*WHAT NEEDS TO BE DONE:* Every line holding the string "راشد" should be gathered.

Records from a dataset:
________________

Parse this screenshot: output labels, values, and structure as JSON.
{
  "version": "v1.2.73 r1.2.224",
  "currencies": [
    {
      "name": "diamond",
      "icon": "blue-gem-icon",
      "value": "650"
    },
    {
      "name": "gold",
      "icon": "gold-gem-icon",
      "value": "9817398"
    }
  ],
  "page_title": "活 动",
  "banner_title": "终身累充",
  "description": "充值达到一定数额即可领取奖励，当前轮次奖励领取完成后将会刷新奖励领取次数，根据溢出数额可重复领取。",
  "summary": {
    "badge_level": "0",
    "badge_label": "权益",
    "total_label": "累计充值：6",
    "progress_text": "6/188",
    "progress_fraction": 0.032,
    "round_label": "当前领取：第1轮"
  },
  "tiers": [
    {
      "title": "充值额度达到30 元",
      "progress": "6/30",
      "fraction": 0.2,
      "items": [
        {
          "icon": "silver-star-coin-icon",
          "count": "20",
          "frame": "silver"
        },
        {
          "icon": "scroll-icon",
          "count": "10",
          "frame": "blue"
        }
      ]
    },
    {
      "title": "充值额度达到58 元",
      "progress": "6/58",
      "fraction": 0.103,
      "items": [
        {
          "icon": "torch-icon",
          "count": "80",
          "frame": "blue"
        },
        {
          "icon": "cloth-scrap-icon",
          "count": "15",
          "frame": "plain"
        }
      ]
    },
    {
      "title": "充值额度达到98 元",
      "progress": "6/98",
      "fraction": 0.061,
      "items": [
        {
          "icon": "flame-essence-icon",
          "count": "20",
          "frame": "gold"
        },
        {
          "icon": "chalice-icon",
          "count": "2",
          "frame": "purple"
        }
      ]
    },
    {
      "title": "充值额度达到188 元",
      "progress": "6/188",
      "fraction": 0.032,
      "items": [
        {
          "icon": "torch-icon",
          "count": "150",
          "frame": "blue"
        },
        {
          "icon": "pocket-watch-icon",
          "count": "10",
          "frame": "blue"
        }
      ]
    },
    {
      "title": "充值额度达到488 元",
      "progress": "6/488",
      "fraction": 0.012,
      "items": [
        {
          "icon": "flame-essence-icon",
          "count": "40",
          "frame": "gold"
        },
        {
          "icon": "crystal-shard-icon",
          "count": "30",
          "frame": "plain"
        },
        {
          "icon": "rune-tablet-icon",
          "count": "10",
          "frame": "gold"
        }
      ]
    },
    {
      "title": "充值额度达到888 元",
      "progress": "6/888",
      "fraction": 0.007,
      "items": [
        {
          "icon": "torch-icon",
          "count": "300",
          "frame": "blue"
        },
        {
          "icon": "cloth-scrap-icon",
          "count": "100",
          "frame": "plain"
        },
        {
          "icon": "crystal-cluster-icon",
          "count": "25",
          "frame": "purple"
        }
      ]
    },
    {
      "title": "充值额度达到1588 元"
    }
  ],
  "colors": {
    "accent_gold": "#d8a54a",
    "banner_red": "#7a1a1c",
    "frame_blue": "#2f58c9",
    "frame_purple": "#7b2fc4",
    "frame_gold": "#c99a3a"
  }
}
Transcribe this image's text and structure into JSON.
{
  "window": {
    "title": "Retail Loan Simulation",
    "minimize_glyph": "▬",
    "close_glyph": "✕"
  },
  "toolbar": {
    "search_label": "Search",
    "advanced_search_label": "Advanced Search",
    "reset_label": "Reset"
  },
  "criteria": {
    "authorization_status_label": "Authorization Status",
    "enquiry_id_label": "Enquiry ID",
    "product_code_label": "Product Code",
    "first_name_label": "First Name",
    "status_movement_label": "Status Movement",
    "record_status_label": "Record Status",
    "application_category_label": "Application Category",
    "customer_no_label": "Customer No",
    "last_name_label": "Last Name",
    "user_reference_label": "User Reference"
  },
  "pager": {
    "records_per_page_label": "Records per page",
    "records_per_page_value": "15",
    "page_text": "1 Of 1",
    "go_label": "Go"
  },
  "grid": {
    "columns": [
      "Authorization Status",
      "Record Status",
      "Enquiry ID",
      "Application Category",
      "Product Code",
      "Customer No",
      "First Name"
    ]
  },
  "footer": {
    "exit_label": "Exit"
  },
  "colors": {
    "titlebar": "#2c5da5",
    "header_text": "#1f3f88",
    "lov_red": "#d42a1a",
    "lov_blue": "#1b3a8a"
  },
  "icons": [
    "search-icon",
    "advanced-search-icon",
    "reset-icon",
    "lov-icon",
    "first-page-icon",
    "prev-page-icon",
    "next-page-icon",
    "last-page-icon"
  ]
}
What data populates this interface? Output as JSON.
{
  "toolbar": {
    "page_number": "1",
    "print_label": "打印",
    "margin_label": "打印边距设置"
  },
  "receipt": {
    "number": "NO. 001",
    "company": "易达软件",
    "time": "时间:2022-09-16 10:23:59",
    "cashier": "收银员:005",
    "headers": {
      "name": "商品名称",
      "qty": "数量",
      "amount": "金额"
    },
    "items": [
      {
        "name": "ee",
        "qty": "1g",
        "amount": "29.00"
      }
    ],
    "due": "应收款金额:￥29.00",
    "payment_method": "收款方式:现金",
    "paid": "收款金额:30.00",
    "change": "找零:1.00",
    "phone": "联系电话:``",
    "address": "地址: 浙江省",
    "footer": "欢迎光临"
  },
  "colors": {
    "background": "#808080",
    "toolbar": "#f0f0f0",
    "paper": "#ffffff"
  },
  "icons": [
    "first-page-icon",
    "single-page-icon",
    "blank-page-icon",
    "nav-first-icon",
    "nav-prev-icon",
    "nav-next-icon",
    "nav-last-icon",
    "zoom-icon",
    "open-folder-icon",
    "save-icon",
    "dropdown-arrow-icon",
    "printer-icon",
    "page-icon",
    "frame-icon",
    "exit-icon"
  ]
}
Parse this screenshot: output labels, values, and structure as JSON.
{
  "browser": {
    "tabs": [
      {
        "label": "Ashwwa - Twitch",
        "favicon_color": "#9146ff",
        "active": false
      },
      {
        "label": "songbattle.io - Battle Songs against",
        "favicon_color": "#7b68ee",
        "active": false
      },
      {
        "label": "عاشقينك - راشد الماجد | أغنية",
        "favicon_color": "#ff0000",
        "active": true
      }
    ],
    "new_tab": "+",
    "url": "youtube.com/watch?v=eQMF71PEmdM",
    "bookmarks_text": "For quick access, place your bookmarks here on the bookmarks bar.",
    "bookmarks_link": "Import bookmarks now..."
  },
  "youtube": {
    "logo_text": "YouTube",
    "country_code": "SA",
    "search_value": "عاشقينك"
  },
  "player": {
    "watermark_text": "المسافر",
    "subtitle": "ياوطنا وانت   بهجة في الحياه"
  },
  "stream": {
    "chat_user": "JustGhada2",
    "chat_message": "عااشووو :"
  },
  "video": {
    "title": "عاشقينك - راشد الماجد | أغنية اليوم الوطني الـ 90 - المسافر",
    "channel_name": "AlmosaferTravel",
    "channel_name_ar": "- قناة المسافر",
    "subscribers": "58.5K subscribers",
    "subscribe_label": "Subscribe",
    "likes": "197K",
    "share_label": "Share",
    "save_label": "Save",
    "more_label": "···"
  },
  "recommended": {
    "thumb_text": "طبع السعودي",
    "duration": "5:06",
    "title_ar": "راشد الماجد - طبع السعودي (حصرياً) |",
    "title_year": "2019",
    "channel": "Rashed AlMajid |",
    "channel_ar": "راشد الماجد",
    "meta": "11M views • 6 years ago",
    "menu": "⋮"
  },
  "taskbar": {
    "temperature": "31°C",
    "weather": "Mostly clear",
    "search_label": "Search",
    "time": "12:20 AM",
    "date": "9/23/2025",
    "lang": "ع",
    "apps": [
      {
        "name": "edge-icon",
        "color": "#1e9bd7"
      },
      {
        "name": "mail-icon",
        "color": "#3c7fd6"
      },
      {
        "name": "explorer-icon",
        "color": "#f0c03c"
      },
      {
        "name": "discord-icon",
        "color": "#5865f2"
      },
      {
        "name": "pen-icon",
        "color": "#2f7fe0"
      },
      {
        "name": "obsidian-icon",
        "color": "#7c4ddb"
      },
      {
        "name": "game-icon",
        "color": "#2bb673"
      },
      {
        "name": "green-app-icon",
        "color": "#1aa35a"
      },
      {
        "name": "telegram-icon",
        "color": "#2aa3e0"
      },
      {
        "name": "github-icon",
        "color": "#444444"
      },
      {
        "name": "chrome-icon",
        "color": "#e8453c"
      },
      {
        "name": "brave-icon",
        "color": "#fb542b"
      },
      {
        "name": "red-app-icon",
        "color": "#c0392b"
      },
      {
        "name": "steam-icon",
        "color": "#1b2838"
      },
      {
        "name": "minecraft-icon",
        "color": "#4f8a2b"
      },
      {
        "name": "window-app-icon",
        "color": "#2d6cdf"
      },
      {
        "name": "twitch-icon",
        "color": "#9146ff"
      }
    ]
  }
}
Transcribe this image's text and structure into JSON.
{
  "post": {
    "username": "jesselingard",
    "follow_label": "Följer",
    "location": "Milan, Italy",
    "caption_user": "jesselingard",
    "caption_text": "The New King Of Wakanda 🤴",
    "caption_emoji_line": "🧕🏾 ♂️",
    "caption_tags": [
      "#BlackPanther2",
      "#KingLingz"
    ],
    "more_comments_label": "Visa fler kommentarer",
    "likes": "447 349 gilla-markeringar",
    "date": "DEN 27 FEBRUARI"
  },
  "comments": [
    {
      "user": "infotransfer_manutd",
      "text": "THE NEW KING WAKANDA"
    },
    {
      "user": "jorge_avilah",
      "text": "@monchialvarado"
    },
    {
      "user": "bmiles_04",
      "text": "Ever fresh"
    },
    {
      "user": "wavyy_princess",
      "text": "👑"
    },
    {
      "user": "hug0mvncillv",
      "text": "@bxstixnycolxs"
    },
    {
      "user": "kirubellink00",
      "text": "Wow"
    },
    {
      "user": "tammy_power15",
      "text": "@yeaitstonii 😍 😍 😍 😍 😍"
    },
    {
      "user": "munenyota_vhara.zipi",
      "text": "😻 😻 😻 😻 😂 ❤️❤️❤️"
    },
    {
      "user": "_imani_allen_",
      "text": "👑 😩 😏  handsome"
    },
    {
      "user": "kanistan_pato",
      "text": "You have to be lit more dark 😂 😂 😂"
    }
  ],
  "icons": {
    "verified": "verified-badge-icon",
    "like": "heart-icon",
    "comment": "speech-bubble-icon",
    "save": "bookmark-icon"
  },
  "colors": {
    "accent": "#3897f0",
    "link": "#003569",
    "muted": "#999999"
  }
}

________________

*EXERCISE RESULT:*
        "label": "عاشقينك - راشد الماجد | أغنية",
    "title": "عاشقينك - راشد الماجد | أغنية اليوم الوطني الـ 90 - المسافر",
    "title_ar": "راشد الماجد - طبع السعودي (حصرياً) |",
    "channel_ar": "راشد الماجد",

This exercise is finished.